Exercise aim: Scan the entries below and extract each line with the word "应学会改进自己" in it.

(Stored entries)
* * *
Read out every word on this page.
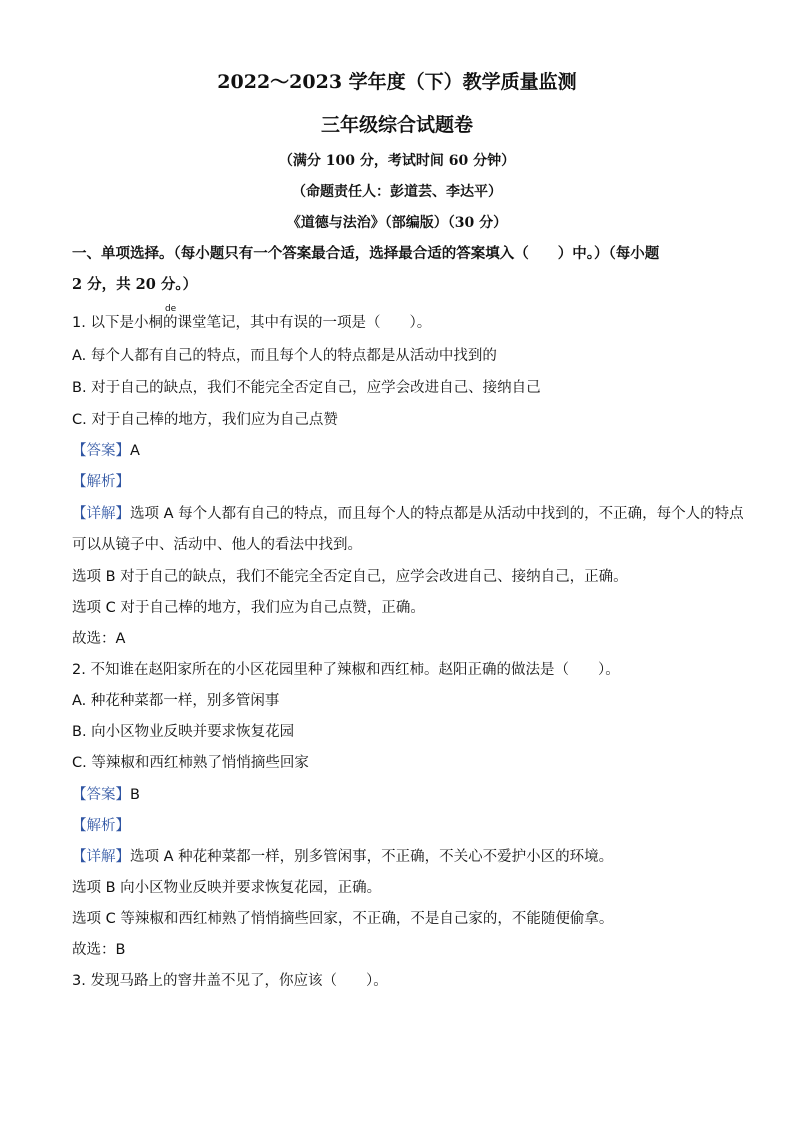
2022～2023 学年度（下）教学质量监测
三年级综合试题卷
（满分 100 分，考试时间 60 分钟）
（命题责任人：彭道芸、李达平）
《道德与法治》（部编版）（30 分）
一、单项选择。（每小题只有一个答案最合适，选择最合适的答案填入（　　）中。）（每小题
2 分，共 20 分。）
1. 以下是小桐
de
的课堂笔记，其中有误的一项是（　　）。
A. 每个人都有自己的特点，而且每个人的特点都是从活动中找到的
B. 对于自己的缺点，我们不能完全否定自己，应学会改进自己、接纳自己
C. 对于自己棒的地方，我们应为自己点赞
【答案】A
【解析】
【详解】选项 A 每个人都有自己的特点，而且每个人的特点都是从活动中找到的，不正确，每个人的特点
可以从镜子中、活动中、他人的看法中找到。
选项 B 对于自己的缺点，我们不能完全否定自己，应学会改进自己、接纳自己，正确。
选项 C 对于自己棒的地方，我们应为自己点赞，正确。
故选：A
2. 不知谁在赵阳家所在的小区花园里种了辣椒和西红柿。赵阳正确的做法是（　　）。
A. 种花种菜都一样，别多管闲事
B. 向小区物业反映并要求恢复花园
C. 等辣椒和西红柿熟了悄悄摘些回家
【答案】B
【解析】
【详解】选项 A 种花种菜都一样，别多管闲事，不正确，不关心不爱护小区的环境。
选项 B 向小区物业反映并要求恢复花园，正确。
选项 C 等辣椒和西红柿熟了悄悄摘些回家，不正确，不是自己家的，不能随便偷拿。
故选：B
3. 发现马路上的窨井盖不见了，你应该（　　）。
* * *
Exercise solution:
B. 对于自己的缺点，我们不能完全否定自己，应学会改进自己、接纳自己
选项 B 对于自己的缺点，我们不能完全否定自己，应学会改进自己、接纳自己，正确。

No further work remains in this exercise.